Please restate the following records word for word.

== == ==

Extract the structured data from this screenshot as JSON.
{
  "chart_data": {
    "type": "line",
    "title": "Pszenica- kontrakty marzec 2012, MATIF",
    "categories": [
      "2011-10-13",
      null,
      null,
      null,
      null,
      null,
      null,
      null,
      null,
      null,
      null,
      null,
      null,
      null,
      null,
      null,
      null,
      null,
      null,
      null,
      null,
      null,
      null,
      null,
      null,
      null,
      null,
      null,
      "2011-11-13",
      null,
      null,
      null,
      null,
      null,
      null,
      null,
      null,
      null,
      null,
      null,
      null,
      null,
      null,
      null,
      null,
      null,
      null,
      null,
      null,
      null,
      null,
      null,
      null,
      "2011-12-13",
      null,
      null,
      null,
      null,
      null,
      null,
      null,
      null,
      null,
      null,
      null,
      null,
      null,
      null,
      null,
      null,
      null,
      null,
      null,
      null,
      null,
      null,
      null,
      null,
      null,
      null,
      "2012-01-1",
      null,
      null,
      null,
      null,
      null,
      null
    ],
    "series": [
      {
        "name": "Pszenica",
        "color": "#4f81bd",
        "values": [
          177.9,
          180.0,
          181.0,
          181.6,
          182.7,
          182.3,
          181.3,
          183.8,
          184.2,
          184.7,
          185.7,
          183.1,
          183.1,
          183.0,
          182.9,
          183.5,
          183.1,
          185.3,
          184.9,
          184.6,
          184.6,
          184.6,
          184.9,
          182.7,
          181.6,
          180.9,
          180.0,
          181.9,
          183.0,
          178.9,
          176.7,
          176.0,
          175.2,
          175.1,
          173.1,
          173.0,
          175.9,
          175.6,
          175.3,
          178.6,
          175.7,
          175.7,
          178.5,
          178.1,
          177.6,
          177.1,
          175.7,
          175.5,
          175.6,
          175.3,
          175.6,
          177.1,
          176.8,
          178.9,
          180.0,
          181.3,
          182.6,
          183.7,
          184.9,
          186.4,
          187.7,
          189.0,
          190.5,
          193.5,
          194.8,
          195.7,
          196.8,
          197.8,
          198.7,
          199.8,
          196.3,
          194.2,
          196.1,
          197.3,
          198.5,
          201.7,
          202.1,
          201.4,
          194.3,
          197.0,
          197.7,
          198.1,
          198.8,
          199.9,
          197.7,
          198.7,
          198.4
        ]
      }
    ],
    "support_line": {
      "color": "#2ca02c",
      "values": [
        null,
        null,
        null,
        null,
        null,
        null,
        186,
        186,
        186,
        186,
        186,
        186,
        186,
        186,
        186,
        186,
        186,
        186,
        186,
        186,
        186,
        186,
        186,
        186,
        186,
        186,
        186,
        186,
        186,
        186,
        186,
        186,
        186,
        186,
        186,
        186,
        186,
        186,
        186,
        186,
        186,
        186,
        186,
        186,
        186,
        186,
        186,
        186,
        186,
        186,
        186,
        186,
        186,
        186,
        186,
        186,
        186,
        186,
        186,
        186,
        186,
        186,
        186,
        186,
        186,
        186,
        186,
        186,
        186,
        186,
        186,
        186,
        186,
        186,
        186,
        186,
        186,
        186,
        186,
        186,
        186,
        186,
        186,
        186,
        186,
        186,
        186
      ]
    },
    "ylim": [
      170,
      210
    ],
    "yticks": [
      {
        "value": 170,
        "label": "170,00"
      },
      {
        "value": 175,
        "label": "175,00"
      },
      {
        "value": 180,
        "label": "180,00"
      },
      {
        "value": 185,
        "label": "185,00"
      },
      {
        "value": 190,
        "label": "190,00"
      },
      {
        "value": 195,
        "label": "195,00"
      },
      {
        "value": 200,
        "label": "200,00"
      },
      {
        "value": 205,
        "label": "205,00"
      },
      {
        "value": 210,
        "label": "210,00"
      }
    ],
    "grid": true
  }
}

== == ==

> **Response to the exercise**:
Extract the structured data from this screenshot as JSON.
{
  "chart_data": {
    "type": "line",
    "title": "Pszenica- kontrakty marzec 2012, MATIF",
    "categories": [
      "2011-10-13",
      null,
      null,
      null,
      null,
      null,
      null,
      null,
      null,
      null,
      null,
      null,
      null,
      null,
      null,
      null,
      null,
      null,
      null,
      null,
      null,
      null,
      null,
      null,
      null,
      null,
      null,
      null,
      "2011-11-13",
      null,
      null,
      null,
      null,
      null,
      null,
      null,
      null,
      null,
      null,
      null,
      null,
      null,
      null,
      null,
      null,
      null,
      null,
      null,
      null,
      null,
      null,
      null,
      null,
      "2011-12-13",
      null,
      null,
      null,
      null,
      null,
      null,
      null,
      null,
      null,
      null,
      null,
      null,
      null,
      null,
      null,
      null,
      null,
      null,
      null,
      null,
      null,
      null,
      null,
      null,
      null,
      null,
      "2012-01-1",
      null,
      null,
      null,
      null,
      null,
      null
    ],
    "series": [
      {
        "name": "Pszenica",
        "color": "#4f81bd",
        "values": [
          177.9,
          180.0,
          181.0,
          181.6,
          182.7,
          182.3,
          181.3,
          183.8,
          184.2,
          184.7,
          185.7,
          183.1,
          183.1,
          183.0,
          182.9,
          183.5,
          183.1,
          185.3,
          184.9,
          184.6,
          184.6,
          184.6,
          184.9,
          182.7,
          181.6,
          180.9,
          180.0,
          181.9,
          183.0,
          178.9,
          176.7,
          176.0,
          175.2,
          175.1,
          173.1,
          173.0,
          175.9,
          175.6,
          175.3,
          178.6,
          175.7,
          175.7,
          178.5,
          178.1,
          177.6,
          177.1,
          175.7,
          175.5,
          175.6,
          175.3,
          175.6,
          177.1,
          176.8,
          178.9,
          180.0,
          181.3,
          182.6,
          183.7,
          184.9,
          186.4,
          187.7,
          189.0,
          190.5,
          193.5,
          194.8,
          195.7,
          196.8,
          197.8,
          198.7,
          199.8,
          196.3,
          194.2,
          196.1,
          197.3,
          198.5,
          201.7,
          202.1,
          201.4,
          194.3,
          197.0,
          197.7,
          198.1,
          198.8,
          199.9,
          197.7,
          198.7,
          198.4
        ]
      }
    ],
    "support_line": {
      "color": "#2ca02c",
      "values": [
        null,
        null,
        null,
        null,
        null,
        null,
        186,
        186,
        186,
        186,
        186,
        186,
        186,
        186,
        186,
        186,
        186,
        186,
        186,
        186,
        186,
        186,
        186,
        186,
        186,
        186,
        186,
        186,
        186,
        186,
        186,
        186,
        186,
        186,
        186,
        186,
        186,
        186,
        186,
        186,
        186,
        186,
        186,
        186,
        186,
        186,
        186,
        186,
        186,
        186,
        186,
        186,
        186,
        186,
        186,
        186,
        186,
        186,
        186,
        186,
        186,
        186,
        186,
        186,
        186,
        186,
        186,
        186,
        186,
        186,
        186,
        186,
        186,
        186,
        186,
        186,
        186,
        186,
        186,
        186,
        186,
        186,
        186,
        186,
        186,
        186,
        186
      ]
    },
    "ylim": [
      170,
      210
    ],
    "yticks": [
      {
        "value": 170,
        "label": "170,00"
      },
      {
        "value": 175,
        "label": "175,00"
      },
      {
        "value": 180,
        "label": "180,00"
      },
      {
        "value": 185,
        "label": "185,00"
      },
      {
        "value": 190,
        "label": "190,00"
      },
      {
        "value": 195,
        "label": "195,00"
      },
      {
        "value": 200,
        "label": "200,00"
      },
      {
        "value": 205,
        "label": "205,00"
      },
      {
        "value": 210,
        "label": "210,00"
      }
    ],
    "grid": true
  }
}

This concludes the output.